__Work instructions__. Pictures aside, repeat every entry exactly.

__Supplied data__.
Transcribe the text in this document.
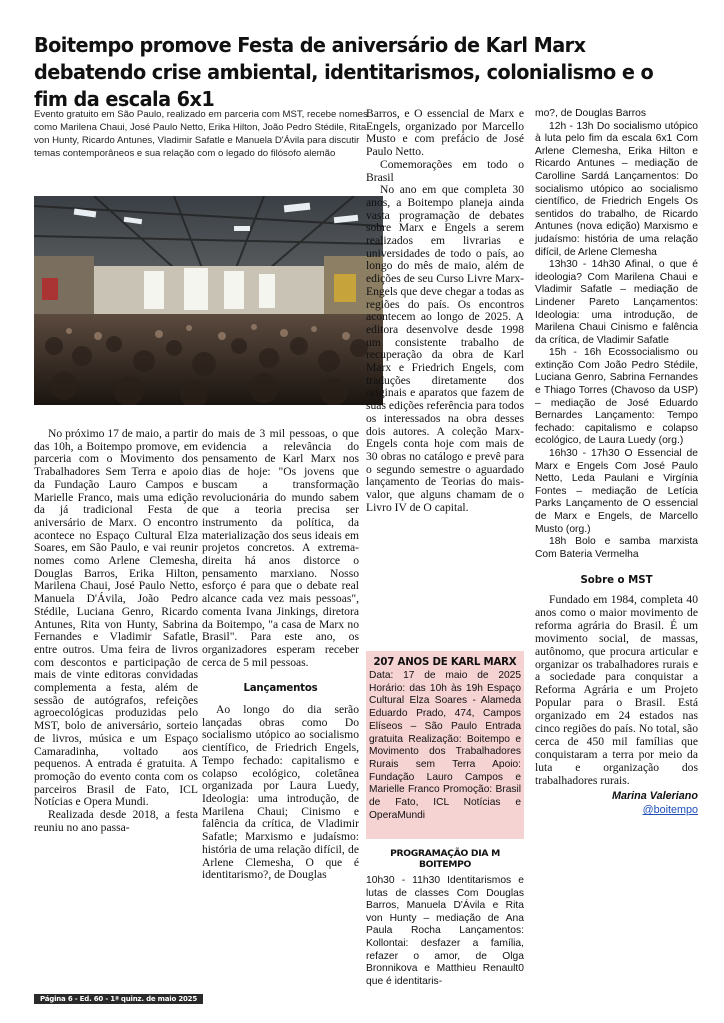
Boitempo promove Festa de aniversário de Karl Marx debatendo crise ambiental, identitarismos, colonialismo e o fim da escala 6x1

Evento gratuito em São Paulo, realizado em parceria com MST, recebe nomes como Marilena Chaui, José Paulo Netto, Erika Hilton, João Pedro Stédile, Rita von Hunty, Ricardo Antunes, Vladimir Safatle e Manuela D'Ávila para discutir temas contemporâneos e sua relação com o legado do filósofo alemão

No próximo 17 de maio, a partir das 10h, a Boitempo promove, em parceria com o Movimento dos Trabalhadores Sem Terra e apoio da Fundação Lauro Campos e Marielle Franco, mais uma edição da já tradicional Festa de aniversário de Marx. O encontro acontece no Espaço Cultural Elza Soares, em São Paulo, e vai reunir nomes como Arlene Clemesha, Douglas Barros, Erika Hilton, Marilena Chaui, José Paulo Netto, Manuela D'Ávila, João Pedro Stédile, Luciana Genro, Ricardo Antunes, Rita von Hunty, Sabrina Fernandes e Vladimir Safatle, entre outros. Uma feira de livros com descontos e participação de mais de vinte editoras convidadas complementa a festa, além de sessão de autógrafos, refeições agroecológicas produzidas pelo MST, bolo de aniversário, sorteio de livros, música e um Espaço Camaradinha, voltado aos pequenos. A entrada é gratuita. A promoção do evento conta com os parceiros Brasil de Fato, ICL Notícias e Opera Mundi.

Realizada desde 2018, a festa reuniu no ano passa-

do mais de 3 mil pessoas, o que evidencia a relevância do pensamento de Karl Marx nos dias de hoje: "Os jovens que buscam a transformação revolucionária do mundo sabem que a teoria precisa ser instrumento da política, da materialização dos seus ideais em projetos concretos. A extrema-direita há anos distorce o pensamento marxiano. Nosso esforço é para que o debate real alcance cada vez mais pessoas", comenta Ivana Jinkings, diretora da Boitempo, "a casa de Marx no Brasil". Para este ano, os organizadores esperam receber cerca de 5 mil pessoas.

Lançamentos

Ao longo do dia serão lançadas obras como Do socialismo utópico ao socialismo científico, de Friedrich Engels, Tempo fechado: capitalismo e colapso ecológico, coletânea organizada por Laura Luedy, Ideologia: uma introdução, de Marilena Chaui; Cinismo e falência da crítica, de Vladimir Safatle; Marxismo e judaísmo: história de uma relação difícil, de Arlene Clemesha, O que é identitarismo?, de Douglas

Barros, e O essencial de Marx e Engels, organizado por Marcello Musto e com prefácio de José Paulo Netto.

Comemorações em todo o Brasil

No ano em que completa 30 anos, a Boitempo planeja ainda vasta programação de debates sobre Marx e Engels a serem realizados em livrarias e universidades de todo o país, ao longo do mês de maio, além de edições de seu Curso Livre Marx-Engels que deve chegar a todas as regiões do país. Os encontros acontecem ao longo de 2025. A editora desenvolve desde 1998 um consistente trabalho de recuperação da obra de Karl Marx e Friedrich Engels, com traduções diretamente dos originais e aparatos que fazem de suas edições referência para todos os interessados na obra desses dois autores. A coleção Marx-Engels conta hoje com mais de 30 obras no catálogo e prevê para o segundo semestre o aguardado lançamento de Teorias do mais-valor, que alguns chamam de o Livro IV de O capital.

207 ANOS DE KARL MARX
Data: 17 de maio de 2025 Horário: das 10h às 19h Espaço Cultural Elza Soares - Alameda Eduardo Prado, 474, Campos Elíseos – São Paulo Entrada gratuita Realização: Boitempo e Movimento dos Trabalhadores Rurais sem Terra Apoio: Fundação Lauro Campos e Marielle Franco Promoção: Brasil de Fato, ICL Notícias e OperaMundi
PROGRAMAÇÃO DIA M BOITEMPO
10h30 - 11h30 Identitarismos e lutas de classes Com Douglas Barros, Manuela D'Ávila e Rita von Hunty – mediação de Ana Paula Rocha Lançamentos: Kollontai: desfazer a família, refazer o amor, de Olga Bronnikova e Matthieu Renault0 que é identitaris-

mo?, de Douglas Barros

12h - 13h Do socialismo utópico à luta pelo fim da escala 6x1 Com Arlene Clemesha, Erika Hilton e Ricardo Antunes – mediação de Carolline Sardá Lançamentos: Do socialismo utópico ao socialismo científico, de Friedrich Engels Os sentidos do trabalho, de Ricardo Antunes (nova edição) Marxismo e judaísmo: história de uma relação difícil, de Arlene Clemesha

13h30 - 14h30 Afinal, o que é ideologia? Com Marilena Chaui e Vladimir Safatle – mediação de Lindener Pareto Lançamentos: Ideologia: uma introdução, de Marilena Chaui Cinismo e falência da crítica, de Vladimir Safatle

15h - 16h Ecossocialismo ou extinção Com João Pedro Stédile, Luciana Genro, Sabrina Fernandes e Thiago Torres (Chavoso da USP) – mediação de José Eduardo Bernardes Lançamento: Tempo fechado: capitalismo e colapso ecológico, de Laura Luedy (org.)

16h30 - 17h30 O Essencial de Marx e Engels Com José Paulo Netto, Leda Paulani e Virgínia Fontes – mediação de Letícia Parks Lançamento de O essencial de Marx e Engels, de Marcello Musto (org.)

18h Bolo e samba marxista Com Bateria Vermelha

Sobre o MST

Fundado em 1984, completa 40 anos como o maior movimento de reforma agrária do Brasil. É um movimento social, de massas, autônomo, que procura articular e organizar os trabalhadores rurais e a sociedade para conquistar a Reforma Agrária e um Projeto Popular para o Brasil. Está organizado em 24 estados nas cinco regiões do país. No total, são cerca de 450 mil famílias que conquistaram a terra por meio da luta e organização dos trabalhadores rurais.

Marina Valeriano
@boitempo
Página 6 - Ed. 60 - 1ª quinz. de maio 2025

__Finished task__.
Transcribe the text in this document.
Boitempo promove Festa de aniversário de Karl Marx debatendo crise ambiental, identitarismos, colonialismo e o fim da escala 6x1

Evento gratuito em São Paulo, realizado em parceria com MST, recebe nomes como Marilena Chaui, José Paulo Netto, Erika Hilton, João Pedro Stédile, Rita von Hunty, Ricardo Antunes, Vladimir Safatle e Manuela D'Ávila para discutir temas contemporâneos e sua relação com o legado do filósofo alemão

No próximo 17 de maio, a partir das 10h, a Boitempo promove, em parceria com o Movimento dos Trabalhadores Sem Terra e apoio da Fundação Lauro Campos e Marielle Franco, mais uma edição da já tradicional Festa de aniversário de Marx. O encontro acontece no Espaço Cultural Elza Soares, em São Paulo, e vai reunir nomes como Arlene Clemesha, Douglas Barros, Erika Hilton, Marilena Chaui, José Paulo Netto, Manuela D'Ávila, João Pedro Stédile, Luciana Genro, Ricardo Antunes, Rita von Hunty, Sabrina Fernandes e Vladimir Safatle, entre outros. Uma feira de livros com descontos e participação de mais de vinte editoras convidadas complementa a festa, além de sessão de autógrafos, refeições agroecológicas produzidas pelo MST, bolo de aniversário, sorteio de livros, música e um Espaço Camaradinha, voltado aos pequenos. A entrada é gratuita. A promoção do evento conta com os parceiros Brasil de Fato, ICL Notícias e Opera Mundi.

Realizada desde 2018, a festa reuniu no ano passa-

do mais de 3 mil pessoas, o que evidencia a relevância do pensamento de Karl Marx nos dias de hoje: "Os jovens que buscam a transformação revolucionária do mundo sabem que a teoria precisa ser instrumento da política, da materialização dos seus ideais em projetos concretos. A extrema-direita há anos distorce o pensamento marxiano. Nosso esforço é para que o debate real alcance cada vez mais pessoas", comenta Ivana Jinkings, diretora da Boitempo, "a casa de Marx no Brasil". Para este ano, os organizadores esperam receber cerca de 5 mil pessoas.

Lançamentos

Ao longo do dia serão lançadas obras como Do socialismo utópico ao socialismo científico, de Friedrich Engels, Tempo fechado: capitalismo e colapso ecológico, coletânea organizada por Laura Luedy, Ideologia: uma introdução, de Marilena Chaui; Cinismo e falência da crítica, de Vladimir Safatle; Marxismo e judaísmo: história de uma relação difícil, de Arlene Clemesha, O que é identitarismo?, de Douglas

Barros, e O essencial de Marx e Engels, organizado por Marcello Musto e com prefácio de José Paulo Netto.

Comemorações em todo o Brasil

No ano em que completa 30 anos, a Boitempo planeja ainda vasta programação de debates sobre Marx e Engels a serem realizados em livrarias e universidades de todo o país, ao longo do mês de maio, além de edições de seu Curso Livre Marx-Engels que deve chegar a todas as regiões do país. Os encontros acontecem ao longo de 2025. A editora desenvolve desde 1998 um consistente trabalho de recuperação da obra de Karl Marx e Friedrich Engels, com traduções diretamente dos originais e aparatos que fazem de suas edições referência para todos os interessados na obra desses dois autores. A coleção Marx-Engels conta hoje com mais de 30 obras no catálogo e prevê para o segundo semestre o aguardado lançamento de Teorias do mais-valor, que alguns chamam de o Livro IV de O capital.

207 ANOS DE KARL MARX
Data: 17 de maio de 2025 Horário: das 10h às 19h Espaço Cultural Elza Soares - Alameda Eduardo Prado, 474, Campos Elíseos – São Paulo Entrada gratuita Realização: Boitempo e Movimento dos Trabalhadores Rurais sem Terra Apoio: Fundação Lauro Campos e Marielle Franco Promoção: Brasil de Fato, ICL Notícias e OperaMundi
PROGRAMAÇÃO DIA M BOITEMPO
10h30 - 11h30 Identitarismos e lutas de classes Com Douglas Barros, Manuela D'Ávila e Rita von Hunty – mediação de Ana Paula Rocha Lançamentos: Kollontai: desfazer a família, refazer o amor, de Olga Bronnikova e Matthieu Renault0 que é identitaris-

mo?, de Douglas Barros

12h - 13h Do socialismo utópico à luta pelo fim da escala 6x1 Com Arlene Clemesha, Erika Hilton e Ricardo Antunes – mediação de Carolline Sardá Lançamentos: Do socialismo utópico ao socialismo científico, de Friedrich Engels Os sentidos do trabalho, de Ricardo Antunes (nova edição) Marxismo e judaísmo: história de uma relação difícil, de Arlene Clemesha

13h30 - 14h30 Afinal, o que é ideologia? Com Marilena Chaui e Vladimir Safatle – mediação de Lindener Pareto Lançamentos: Ideologia: uma introdução, de Marilena Chaui Cinismo e falência da crítica, de Vladimir Safatle

15h - 16h Ecossocialismo ou extinção Com João Pedro Stédile, Luciana Genro, Sabrina Fernandes e Thiago Torres (Chavoso da USP) – mediação de José Eduardo Bernardes Lançamento: Tempo fechado: capitalismo e colapso ecológico, de Laura Luedy (org.)

16h30 - 17h30 O Essencial de Marx e Engels Com José Paulo Netto, Leda Paulani e Virgínia Fontes – mediação de Letícia Parks Lançamento de O essencial de Marx e Engels, de Marcello Musto (org.)

18h Bolo e samba marxista Com Bateria Vermelha

Sobre o MST

Fundado em 1984, completa 40 anos como o maior movimento de reforma agrária do Brasil. É um movimento social, de massas, autônomo, que procura articular e organizar os trabalhadores rurais e a sociedade para conquistar a Reforma Agrária e um Projeto Popular para o Brasil. Está organizado em 24 estados nas cinco regiões do país. No total, são cerca de 450 mil famílias que conquistaram a terra por meio da luta e organização dos trabalhadores rurais.

Marina Valeriano
@boitempo
Página 6 - Ed. 60 - 1ª quinz. de maio 2025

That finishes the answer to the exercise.